■ Task instructions: Copy out the listing that follows exactly, dropping every picture.

(Saved entries)
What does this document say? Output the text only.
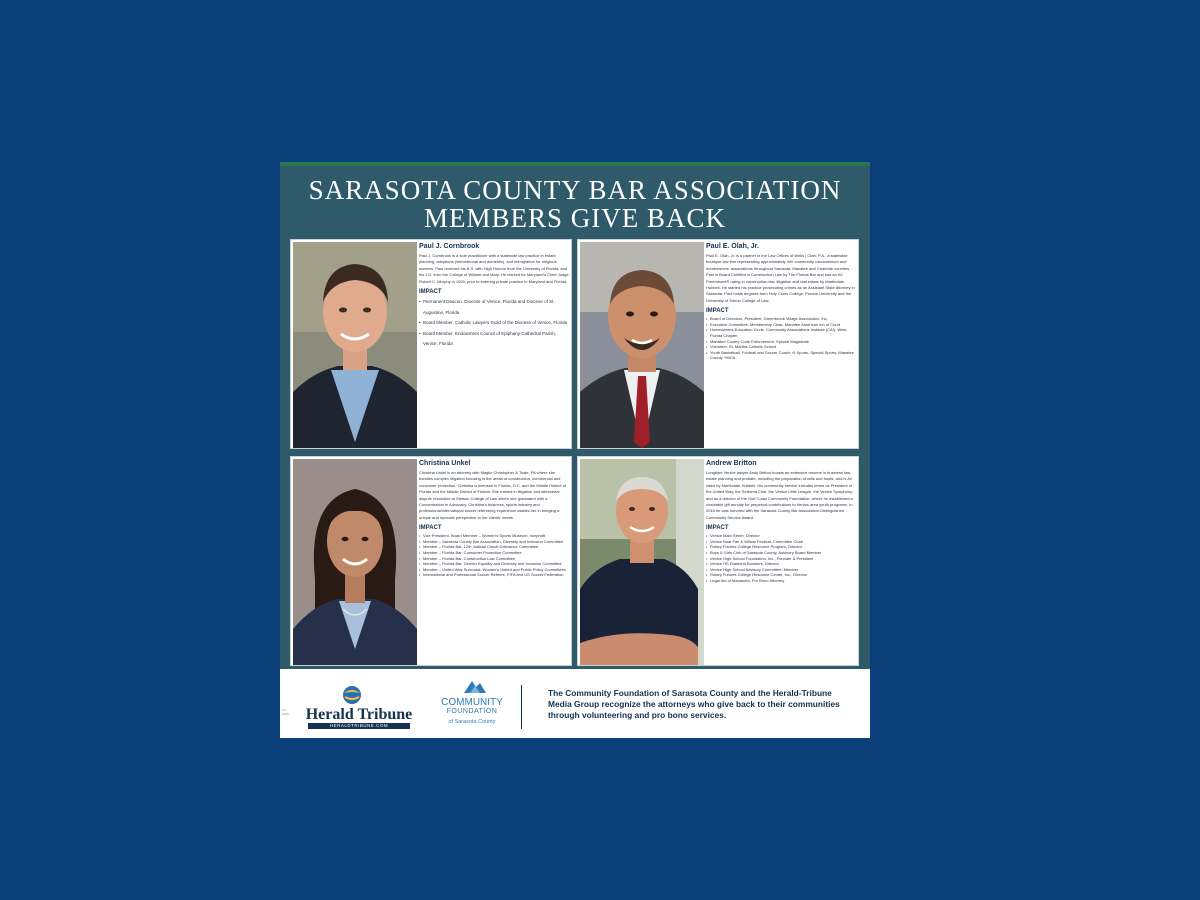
SARASOTA COUNTY BAR ASSOCIATION
MEMBERS GIVE BACK

Paul J. Cornbrook

Paul J. Cornbrook is a sole practitioner with a statewide law practice in estate planning, adoptions (international and domestic), and immigration for religious workers. Paul received his B.S. with High Honors from the University of Florida, and his J.D. from the College of William and Mary. He clerked for Maryland's Chief Judge Robert C. Murphy in 1990, prior to entering private practice in Maryland and Florida.

IMPACT

• Permanent Deacon, Diocese of Venice, Florida and Diocese of St. Augustine, Florida
• Board Member, Catholic Lawyers Guild of the Diocese of Venice, Florida
• Board Member, Endowment Council of Epiphany Cathedral Parish, Venice, Florida

Paul E. Olah, Jr.

Paul E. Olah, Jr. is a partner in the Law Offices of Wells | Olah, P.A., a statewide boutique law firm representing approximately 400 community condominium and homeowners' associations throughout Sarasota, Manatee and Charlotte counties. Paul is Board Certified in Construction Law by The Florida Bar and has an AV Preeminent® rating in construction law, litigation and real estate by Martindale-Hubbell. He started his practice prosecuting crimes as an Assistant State Attorney in Sarasota. Paul holds degrees from Holy Cross College, Purdue University and the University of Toledo College of Law.

IMPACT

• Board of Directors, President, Greenbrook Village Association, Inc.
• Executive Committee, Membership Chair, Manatee American Inn of Court
• Homeowners Education Circle, Community Associations Institute (CAI), West Florida Chapter
• Manatee County Code Enforcement, Special Magistrate
• Volunteer, St. Martha Catholic School
• Youth Basketball, Football and Soccer Coach, i9 Sports, Special Sports, Manatee County YMCA

Christina Unkel

Christina Unkel is an attorney with Maglio Christopher & Toale, PA where she handles complex litigation focusing in the areas of construction, commercial and consumer protection. Christina is licensed in Florida, D.C. and the Middle District of Florida and the Middle District of Florida. She trained in litigation and alternative dispute resolution at Stetson College of Law where she graduated with a Concentration in Advocacy. Christina's business, sports industry and professional/international soccer refereeing experience assists her in bringing a unique and dynamic perspective to her clients' needs.

IMPACT

• Vice President, Board Member – Women's Sports Museum, nonprofit
• Member – Sarasota County Bar Association, Diversity and Inclusion Committee
• Member – Florida Bar, 12th Judicial Circuit Grievance Committee
• Member – Florida Bar, Consumer Protection Committee
• Member – Florida Bar, Construction Law Committee
• Member – Florida Bar, Gender Equality and Diversity and Inclusion Committee
• Member – United Way Suncoast, Women's United and Public Policy Committees
• International and Professional Soccer Referee, FIFA and US Soccer Federation

Andrew Britton

Longtime Venice lawyer Andy Britton boasts an extensive resume in business law, estate planning and probate, including the preparation of wills and trusts, and is AV rated by Martindale-Hubbell. His community service includes terms as President of the United Way, the Sertoma Club, the Venice Little League, the Venice Symphony, and as a director of the Gulf Coast Community Foundation, where he established a charitable gift annuity for perpetual contributions to Venice-area youth programs. In 2016 he was honored with the Sarasota County Bar Association Distinguished Community Service Award.

IMPACT

• Venice Main Street, Director
• Venice Boat Fair & Willow Festival, Committee Chair
• Rotary Futures College Resource Program, Director
• Boys & Girls Club of Sarasota County, Advisory Board Member
• Venice High School Foundation, Inc., Founder & President
• Venice HS Diamond Boosters, Director
• Venice High School Advisory Committee, Member
• Rotary Futures College Resource Center, Inc., Director
• Legal Aid of Manasota, Pro Bono Attorney
Herald Tribune
HERALDTRIBUNE.COM
COMMUNITY
FOUNDATION
of Sarasota County

The Community Foundation of Sarasota County and the Herald-Tribune Media Group recognize the attorneys who give back to their communities through volunteering and pro bono services.

HT 1000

■ Final result:
What does this document say? Output the text only.
SARASOTA COUNTY BAR ASSOCIATION
MEMBERS GIVE BACK

Paul J. Cornbrook

Paul J. Cornbrook is a sole practitioner with a statewide law practice in estate planning, adoptions (international and domestic), and immigration for religious workers. Paul received his B.S. with High Honors from the University of Florida, and his J.D. from the College of William and Mary. He clerked for Maryland's Chief Judge Robert C. Murphy in 1990, prior to entering private practice in Maryland and Florida.

IMPACT

• Permanent Deacon, Diocese of Venice, Florida and Diocese of St. Augustine, Florida
• Board Member, Catholic Lawyers Guild of the Diocese of Venice, Florida
• Board Member, Endowment Council of Epiphany Cathedral Parish, Venice, Florida

Paul E. Olah, Jr.

Paul E. Olah, Jr. is a partner in the Law Offices of Wells | Olah, P.A., a statewide boutique law firm representing approximately 400 community condominium and homeowners' associations throughout Sarasota, Manatee and Charlotte counties. Paul is Board Certified in Construction Law by The Florida Bar and has an AV Preeminent® rating in construction law, litigation and real estate by Martindale-Hubbell. He started his practice prosecuting crimes as an Assistant State Attorney in Sarasota. Paul holds degrees from Holy Cross College, Purdue University and the University of Toledo College of Law.

IMPACT

• Board of Directors, President, Greenbrook Village Association, Inc.
• Executive Committee, Membership Chair, Manatee American Inn of Court
• Homeowners Education Circle, Community Associations Institute (CAI), West Florida Chapter
• Manatee County Code Enforcement, Special Magistrate
• Volunteer, St. Martha Catholic School
• Youth Basketball, Football and Soccer Coach, i9 Sports, Special Sports, Manatee County YMCA

Christina Unkel

Christina Unkel is an attorney with Maglio Christopher & Toale, PA where she handles complex litigation focusing in the areas of construction, commercial and consumer protection. Christina is licensed in Florida, D.C. and the Middle District of Florida and the Middle District of Florida. She trained in litigation and alternative dispute resolution at Stetson College of Law where she graduated with a Concentration in Advocacy. Christina's business, sports industry and professional/international soccer refereeing experience assists her in bringing a unique and dynamic perspective to her clients' needs.

IMPACT

• Vice President, Board Member – Women's Sports Museum, nonprofit
• Member – Sarasota County Bar Association, Diversity and Inclusion Committee
• Member – Florida Bar, 12th Judicial Circuit Grievance Committee
• Member – Florida Bar, Consumer Protection Committee
• Member – Florida Bar, Construction Law Committee
• Member – Florida Bar, Gender Equality and Diversity and Inclusion Committee
• Member – United Way Suncoast, Women's United and Public Policy Committees
• International and Professional Soccer Referee, FIFA and US Soccer Federation

Andrew Britton

Longtime Venice lawyer Andy Britton boasts an extensive resume in business law, estate planning and probate, including the preparation of wills and trusts, and is AV rated by Martindale-Hubbell. His community service includes terms as President of the United Way, the Sertoma Club, the Venice Little League, the Venice Symphony, and as a director of the Gulf Coast Community Foundation, where he established a charitable gift annuity for perpetual contributions to Venice-area youth programs. In 2016 he was honored with the Sarasota County Bar Association Distinguished Community Service Award.

IMPACT

• Venice Main Street, Director
• Venice Boat Fair & Willow Festival, Committee Chair
• Rotary Futures College Resource Program, Director
• Boys & Girls Club of Sarasota County, Advisory Board Member
• Venice High School Foundation, Inc., Founder & President
• Venice HS Diamond Boosters, Director
• Venice High School Advisory Committee, Member
• Rotary Futures College Resource Center, Inc., Director
• Legal Aid of Manasota, Pro Bono Attorney
Herald Tribune
HERALDTRIBUNE.COM
COMMUNITY
FOUNDATION
of Sarasota County

The Community Foundation of Sarasota County and the Herald-Tribune Media Group recognize the attorneys who give back to their communities through volunteering and pro bono services.

HT 1000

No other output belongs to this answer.